INPUT DATA:
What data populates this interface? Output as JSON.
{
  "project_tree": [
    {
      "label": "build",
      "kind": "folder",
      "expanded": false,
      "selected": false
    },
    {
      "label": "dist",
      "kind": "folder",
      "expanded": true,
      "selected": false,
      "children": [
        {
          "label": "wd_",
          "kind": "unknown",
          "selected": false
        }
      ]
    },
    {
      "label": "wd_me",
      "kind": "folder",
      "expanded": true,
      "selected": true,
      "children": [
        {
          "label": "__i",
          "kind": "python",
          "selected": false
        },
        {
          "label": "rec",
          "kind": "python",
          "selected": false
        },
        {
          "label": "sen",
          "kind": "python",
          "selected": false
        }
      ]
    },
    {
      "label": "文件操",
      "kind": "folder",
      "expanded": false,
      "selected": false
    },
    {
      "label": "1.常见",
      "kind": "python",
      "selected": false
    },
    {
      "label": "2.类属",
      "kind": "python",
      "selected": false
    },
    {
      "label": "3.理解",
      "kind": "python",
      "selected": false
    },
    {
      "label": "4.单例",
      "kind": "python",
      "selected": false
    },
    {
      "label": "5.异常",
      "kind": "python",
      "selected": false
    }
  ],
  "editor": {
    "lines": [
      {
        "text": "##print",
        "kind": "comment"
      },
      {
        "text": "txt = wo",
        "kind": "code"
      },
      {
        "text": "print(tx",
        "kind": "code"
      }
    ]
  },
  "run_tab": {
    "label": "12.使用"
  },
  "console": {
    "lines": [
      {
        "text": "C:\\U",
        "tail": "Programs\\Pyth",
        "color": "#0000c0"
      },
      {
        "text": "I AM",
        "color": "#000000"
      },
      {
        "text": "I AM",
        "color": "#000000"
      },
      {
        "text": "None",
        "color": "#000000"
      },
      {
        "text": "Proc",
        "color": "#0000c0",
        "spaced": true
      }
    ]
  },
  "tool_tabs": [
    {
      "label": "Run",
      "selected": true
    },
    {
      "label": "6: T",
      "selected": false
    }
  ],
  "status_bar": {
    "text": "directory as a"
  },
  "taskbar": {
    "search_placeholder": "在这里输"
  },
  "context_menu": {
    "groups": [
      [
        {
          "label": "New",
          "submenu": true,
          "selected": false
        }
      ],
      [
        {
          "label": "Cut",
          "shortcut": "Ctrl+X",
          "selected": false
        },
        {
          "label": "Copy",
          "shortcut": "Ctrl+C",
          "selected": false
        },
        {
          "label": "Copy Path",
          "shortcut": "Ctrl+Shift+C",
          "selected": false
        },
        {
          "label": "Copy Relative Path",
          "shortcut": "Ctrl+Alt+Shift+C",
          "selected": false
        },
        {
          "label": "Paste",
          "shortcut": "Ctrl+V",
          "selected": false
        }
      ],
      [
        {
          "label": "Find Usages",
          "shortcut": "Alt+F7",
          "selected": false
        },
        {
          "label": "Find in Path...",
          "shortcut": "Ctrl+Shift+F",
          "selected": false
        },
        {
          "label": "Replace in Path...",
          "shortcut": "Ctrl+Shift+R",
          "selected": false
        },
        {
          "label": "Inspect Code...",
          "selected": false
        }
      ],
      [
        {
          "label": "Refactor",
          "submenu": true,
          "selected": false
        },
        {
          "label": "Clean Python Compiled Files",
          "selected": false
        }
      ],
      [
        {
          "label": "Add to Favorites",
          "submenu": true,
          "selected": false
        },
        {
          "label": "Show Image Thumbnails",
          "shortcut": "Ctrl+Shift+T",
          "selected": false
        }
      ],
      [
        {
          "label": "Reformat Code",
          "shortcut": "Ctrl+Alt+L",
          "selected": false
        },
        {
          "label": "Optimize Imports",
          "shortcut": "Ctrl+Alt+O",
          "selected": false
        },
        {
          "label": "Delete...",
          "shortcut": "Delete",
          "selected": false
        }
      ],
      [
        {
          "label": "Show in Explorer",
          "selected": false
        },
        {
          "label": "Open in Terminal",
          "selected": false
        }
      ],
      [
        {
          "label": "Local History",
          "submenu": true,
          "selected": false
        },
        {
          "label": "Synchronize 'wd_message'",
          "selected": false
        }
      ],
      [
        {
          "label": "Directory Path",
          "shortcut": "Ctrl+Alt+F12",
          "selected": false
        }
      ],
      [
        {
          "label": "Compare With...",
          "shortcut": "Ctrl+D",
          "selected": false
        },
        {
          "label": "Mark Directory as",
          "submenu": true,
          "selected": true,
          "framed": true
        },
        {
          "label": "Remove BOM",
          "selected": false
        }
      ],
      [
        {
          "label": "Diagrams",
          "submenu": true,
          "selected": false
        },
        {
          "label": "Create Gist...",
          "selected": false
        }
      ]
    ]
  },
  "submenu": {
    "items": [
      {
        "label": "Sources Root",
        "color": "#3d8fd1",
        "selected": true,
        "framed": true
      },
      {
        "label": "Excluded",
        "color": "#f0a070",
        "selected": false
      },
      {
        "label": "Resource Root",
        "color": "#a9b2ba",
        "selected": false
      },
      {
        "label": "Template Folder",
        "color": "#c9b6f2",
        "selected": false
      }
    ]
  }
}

EXERCISE PROMPT: Every entry should be printed again exactly as written.

SOLUTION FOR THIS TASK:
What data populates this interface? Output as JSON.
{
  "project_tree": [
    {
      "label": "build",
      "kind": "folder",
      "expanded": false,
      "selected": false
    },
    {
      "label": "dist",
      "kind": "folder",
      "expanded": true,
      "selected": false,
      "children": [
        {
          "label": "wd_",
          "kind": "unknown",
          "selected": false
        }
      ]
    },
    {
      "label": "wd_me",
      "kind": "folder",
      "expanded": true,
      "selected": true,
      "children": [
        {
          "label": "__i",
          "kind": "python",
          "selected": false
        },
        {
          "label": "rec",
          "kind": "python",
          "selected": false
        },
        {
          "label": "sen",
          "kind": "python",
          "selected": false
        }
      ]
    },
    {
      "label": "文件操",
      "kind": "folder",
      "expanded": false,
      "selected": false
    },
    {
      "label": "1.常见",
      "kind": "python",
      "selected": false
    },
    {
      "label": "2.类属",
      "kind": "python",
      "selected": false
    },
    {
      "label": "3.理解",
      "kind": "python",
      "selected": false
    },
    {
      "label": "4.单例",
      "kind": "python",
      "selected": false
    },
    {
      "label": "5.异常",
      "kind": "python",
      "selected": false
    }
  ],
  "editor": {
    "lines": [
      {
        "text": "##print",
        "kind": "comment"
      },
      {
        "text": "txt = wo",
        "kind": "code"
      },
      {
        "text": "print(tx",
        "kind": "code"
      }
    ]
  },
  "run_tab": {
    "label": "12.使用"
  },
  "console": {
    "lines": [
      {
        "text": "C:\\U",
        "tail": "Programs\\Pyth",
        "color": "#0000c0"
      },
      {
        "text": "I AM",
        "color": "#000000"
      },
      {
        "text": "I AM",
        "color": "#000000"
      },
      {
        "text": "None",
        "color": "#000000"
      },
      {
        "text": "Proc",
        "color": "#0000c0",
        "spaced": true
      }
    ]
  },
  "tool_tabs": [
    {
      "label": "Run",
      "selected": true
    },
    {
      "label": "6: T",
      "selected": false
    }
  ],
  "status_bar": {
    "text": "directory as a"
  },
  "taskbar": {
    "search_placeholder": "在这里输"
  },
  "context_menu": {
    "groups": [
      [
        {
          "label": "New",
          "submenu": true,
          "selected": false
        }
      ],
      [
        {
          "label": "Cut",
          "shortcut": "Ctrl+X",
          "selected": false
        },
        {
          "label": "Copy",
          "shortcut": "Ctrl+C",
          "selected": false
        },
        {
          "label": "Copy Path",
          "shortcut": "Ctrl+Shift+C",
          "selected": false
        },
        {
          "label": "Copy Relative Path",
          "shortcut": "Ctrl+Alt+Shift+C",
          "selected": false
        },
        {
          "label": "Paste",
          "shortcut": "Ctrl+V",
          "selected": false
        }
      ],
      [
        {
          "label": "Find Usages",
          "shortcut": "Alt+F7",
          "selected": false
        },
        {
          "label": "Find in Path...",
          "shortcut": "Ctrl+Shift+F",
          "selected": false
        },
        {
          "label": "Replace in Path...",
          "shortcut": "Ctrl+Shift+R",
          "selected": false
        },
        {
          "label": "Inspect Code...",
          "selected": false
        }
      ],
      [
        {
          "label": "Refactor",
          "submenu": true,
          "selected": false
        },
        {
          "label": "Clean Python Compiled Files",
          "selected": false
        }
      ],
      [
        {
          "label": "Add to Favorites",
          "submenu": true,
          "selected": false
        },
        {
          "label": "Show Image Thumbnails",
          "shortcut": "Ctrl+Shift+T",
          "selected": false
        }
      ],
      [
        {
          "label": "Reformat Code",
          "shortcut": "Ctrl+Alt+L",
          "selected": false
        },
        {
          "label": "Optimize Imports",
          "shortcut": "Ctrl+Alt+O",
          "selected": false
        },
        {
          "label": "Delete...",
          "shortcut": "Delete",
          "selected": false
        }
      ],
      [
        {
          "label": "Show in Explorer",
          "selected": false
        },
        {
          "label": "Open in Terminal",
          "selected": false
        }
      ],
      [
        {
          "label": "Local History",
          "submenu": true,
          "selected": false
        },
        {
          "label": "Synchronize 'wd_message'",
          "selected": false
        }
      ],
      [
        {
          "label": "Directory Path",
          "shortcut": "Ctrl+Alt+F12",
          "selected": false
        }
      ],
      [
        {
          "label": "Compare With...",
          "shortcut": "Ctrl+D",
          "selected": false
        },
        {
          "label": "Mark Directory as",
          "submenu": true,
          "selected": true,
          "framed": true
        },
        {
          "label": "Remove BOM",
          "selected": false
        }
      ],
      [
        {
          "label": "Diagrams",
          "submenu": true,
          "selected": false
        },
        {
          "label": "Create Gist...",
          "selected": false
        }
      ]
    ]
  },
  "submenu": {
    "items": [
      {
        "label": "Sources Root",
        "color": "#3d8fd1",
        "selected": true,
        "framed": true
      },
      {
        "label": "Excluded",
        "color": "#f0a070",
        "selected": false
      },
      {
        "label": "Resource Root",
        "color": "#a9b2ba",
        "selected": false
      },
      {
        "label": "Template Folder",
        "color": "#c9b6f2",
        "selected": false
      }
    ]
  }
}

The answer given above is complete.